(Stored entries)
++++

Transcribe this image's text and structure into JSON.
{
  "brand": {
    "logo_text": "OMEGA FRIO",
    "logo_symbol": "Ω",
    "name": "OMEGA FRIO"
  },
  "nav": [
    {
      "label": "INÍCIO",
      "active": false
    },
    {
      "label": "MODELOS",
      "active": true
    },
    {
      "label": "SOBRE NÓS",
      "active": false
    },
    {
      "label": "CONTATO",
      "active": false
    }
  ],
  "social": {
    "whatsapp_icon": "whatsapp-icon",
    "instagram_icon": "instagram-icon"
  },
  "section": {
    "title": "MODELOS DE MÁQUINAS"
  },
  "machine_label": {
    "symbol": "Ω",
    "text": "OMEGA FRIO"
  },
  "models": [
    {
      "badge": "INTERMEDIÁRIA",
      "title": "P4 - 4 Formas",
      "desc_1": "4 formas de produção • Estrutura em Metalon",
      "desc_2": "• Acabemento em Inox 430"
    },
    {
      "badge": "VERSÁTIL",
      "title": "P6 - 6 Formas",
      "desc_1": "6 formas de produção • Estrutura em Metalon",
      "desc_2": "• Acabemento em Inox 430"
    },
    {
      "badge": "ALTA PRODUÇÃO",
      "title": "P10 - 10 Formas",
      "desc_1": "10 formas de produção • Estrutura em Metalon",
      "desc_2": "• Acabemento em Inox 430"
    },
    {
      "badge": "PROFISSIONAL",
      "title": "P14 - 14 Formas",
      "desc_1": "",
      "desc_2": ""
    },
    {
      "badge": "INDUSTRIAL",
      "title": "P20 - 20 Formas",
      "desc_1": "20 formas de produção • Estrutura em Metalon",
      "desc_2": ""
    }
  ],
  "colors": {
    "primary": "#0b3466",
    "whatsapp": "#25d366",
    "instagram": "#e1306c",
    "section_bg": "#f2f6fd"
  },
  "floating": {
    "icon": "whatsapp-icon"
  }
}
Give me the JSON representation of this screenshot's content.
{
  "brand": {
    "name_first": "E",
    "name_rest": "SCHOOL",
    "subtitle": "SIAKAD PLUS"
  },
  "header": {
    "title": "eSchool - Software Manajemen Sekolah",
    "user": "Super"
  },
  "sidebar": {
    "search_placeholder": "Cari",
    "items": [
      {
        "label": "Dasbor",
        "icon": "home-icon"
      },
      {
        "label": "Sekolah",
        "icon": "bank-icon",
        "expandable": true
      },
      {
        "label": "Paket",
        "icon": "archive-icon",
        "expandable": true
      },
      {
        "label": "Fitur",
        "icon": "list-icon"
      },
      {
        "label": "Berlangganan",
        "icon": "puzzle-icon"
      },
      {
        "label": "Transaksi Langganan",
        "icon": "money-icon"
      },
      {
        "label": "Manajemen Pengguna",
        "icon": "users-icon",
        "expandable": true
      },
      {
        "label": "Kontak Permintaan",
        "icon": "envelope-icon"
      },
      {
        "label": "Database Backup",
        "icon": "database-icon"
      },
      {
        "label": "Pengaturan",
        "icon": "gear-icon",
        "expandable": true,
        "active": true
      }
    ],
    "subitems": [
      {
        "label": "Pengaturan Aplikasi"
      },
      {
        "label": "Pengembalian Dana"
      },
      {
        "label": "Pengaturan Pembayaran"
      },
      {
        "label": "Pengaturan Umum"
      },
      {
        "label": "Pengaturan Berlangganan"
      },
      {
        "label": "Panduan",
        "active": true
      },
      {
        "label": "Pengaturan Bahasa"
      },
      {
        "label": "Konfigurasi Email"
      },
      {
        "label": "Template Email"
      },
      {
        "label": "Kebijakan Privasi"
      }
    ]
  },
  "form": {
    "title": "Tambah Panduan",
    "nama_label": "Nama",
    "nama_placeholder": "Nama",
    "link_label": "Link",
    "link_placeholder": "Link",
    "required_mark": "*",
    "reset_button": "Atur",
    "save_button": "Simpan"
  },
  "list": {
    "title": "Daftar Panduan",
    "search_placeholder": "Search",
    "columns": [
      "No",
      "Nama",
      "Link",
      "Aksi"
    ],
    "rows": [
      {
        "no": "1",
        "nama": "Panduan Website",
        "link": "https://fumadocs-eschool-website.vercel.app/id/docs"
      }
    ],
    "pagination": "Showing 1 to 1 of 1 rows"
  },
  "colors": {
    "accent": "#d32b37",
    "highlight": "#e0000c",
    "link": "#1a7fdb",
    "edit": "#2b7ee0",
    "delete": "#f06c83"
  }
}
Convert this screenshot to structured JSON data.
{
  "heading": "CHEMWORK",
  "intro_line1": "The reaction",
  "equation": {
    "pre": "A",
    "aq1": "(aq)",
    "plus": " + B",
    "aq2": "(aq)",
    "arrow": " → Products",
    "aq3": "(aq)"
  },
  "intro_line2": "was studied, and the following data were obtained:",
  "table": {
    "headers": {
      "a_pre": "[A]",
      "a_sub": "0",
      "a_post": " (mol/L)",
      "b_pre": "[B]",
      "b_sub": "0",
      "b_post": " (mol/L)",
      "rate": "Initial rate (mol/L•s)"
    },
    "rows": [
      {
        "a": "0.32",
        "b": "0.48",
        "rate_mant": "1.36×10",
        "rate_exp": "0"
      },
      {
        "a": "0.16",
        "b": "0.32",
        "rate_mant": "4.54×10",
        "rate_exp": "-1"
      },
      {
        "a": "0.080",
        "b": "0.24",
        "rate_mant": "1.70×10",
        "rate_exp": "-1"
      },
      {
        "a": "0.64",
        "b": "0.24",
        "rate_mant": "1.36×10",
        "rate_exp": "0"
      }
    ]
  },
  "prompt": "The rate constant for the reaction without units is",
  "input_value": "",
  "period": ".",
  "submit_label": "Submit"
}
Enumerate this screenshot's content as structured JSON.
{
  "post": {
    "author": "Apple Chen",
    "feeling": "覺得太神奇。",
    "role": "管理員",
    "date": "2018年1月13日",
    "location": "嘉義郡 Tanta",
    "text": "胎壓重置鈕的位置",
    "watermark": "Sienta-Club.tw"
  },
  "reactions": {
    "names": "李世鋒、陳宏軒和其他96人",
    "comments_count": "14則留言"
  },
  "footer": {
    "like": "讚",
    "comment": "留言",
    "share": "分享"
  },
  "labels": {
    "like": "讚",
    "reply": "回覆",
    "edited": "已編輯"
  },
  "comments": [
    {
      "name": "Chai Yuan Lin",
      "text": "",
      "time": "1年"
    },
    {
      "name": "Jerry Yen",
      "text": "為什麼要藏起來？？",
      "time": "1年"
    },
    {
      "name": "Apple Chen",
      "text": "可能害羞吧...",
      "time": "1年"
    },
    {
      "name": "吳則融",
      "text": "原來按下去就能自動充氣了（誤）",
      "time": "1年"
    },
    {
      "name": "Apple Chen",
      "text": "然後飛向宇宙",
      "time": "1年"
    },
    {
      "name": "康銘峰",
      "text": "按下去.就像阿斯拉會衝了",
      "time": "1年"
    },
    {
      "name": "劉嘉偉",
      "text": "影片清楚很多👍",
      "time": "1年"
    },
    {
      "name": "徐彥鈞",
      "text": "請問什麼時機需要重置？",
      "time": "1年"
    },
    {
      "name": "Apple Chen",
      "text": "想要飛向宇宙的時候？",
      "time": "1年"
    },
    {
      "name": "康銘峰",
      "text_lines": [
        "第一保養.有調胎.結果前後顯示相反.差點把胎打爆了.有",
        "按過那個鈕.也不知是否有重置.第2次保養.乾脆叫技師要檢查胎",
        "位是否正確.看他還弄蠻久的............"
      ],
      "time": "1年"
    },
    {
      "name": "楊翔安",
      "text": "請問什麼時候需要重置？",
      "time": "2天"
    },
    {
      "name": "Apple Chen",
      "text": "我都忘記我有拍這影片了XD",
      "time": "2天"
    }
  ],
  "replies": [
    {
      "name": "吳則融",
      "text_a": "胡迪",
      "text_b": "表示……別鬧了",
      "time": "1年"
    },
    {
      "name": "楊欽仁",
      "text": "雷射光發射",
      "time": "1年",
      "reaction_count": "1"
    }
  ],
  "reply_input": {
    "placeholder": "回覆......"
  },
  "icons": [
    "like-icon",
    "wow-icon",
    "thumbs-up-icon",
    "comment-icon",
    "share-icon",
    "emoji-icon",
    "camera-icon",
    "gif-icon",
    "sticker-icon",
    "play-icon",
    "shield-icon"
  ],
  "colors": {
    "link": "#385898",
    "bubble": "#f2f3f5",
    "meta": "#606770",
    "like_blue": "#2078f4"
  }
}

++++

Copy each line containing the word "Pengaturan" from the data.

### Written response
        "label": "Pengaturan",
        "label": "Pengaturan Aplikasi"
        "label": "Pengaturan Pembayaran"
        "label": "Pengaturan Umum"
        "label": "Pengaturan Berlangganan"
        "label": "Pengaturan Bahasa"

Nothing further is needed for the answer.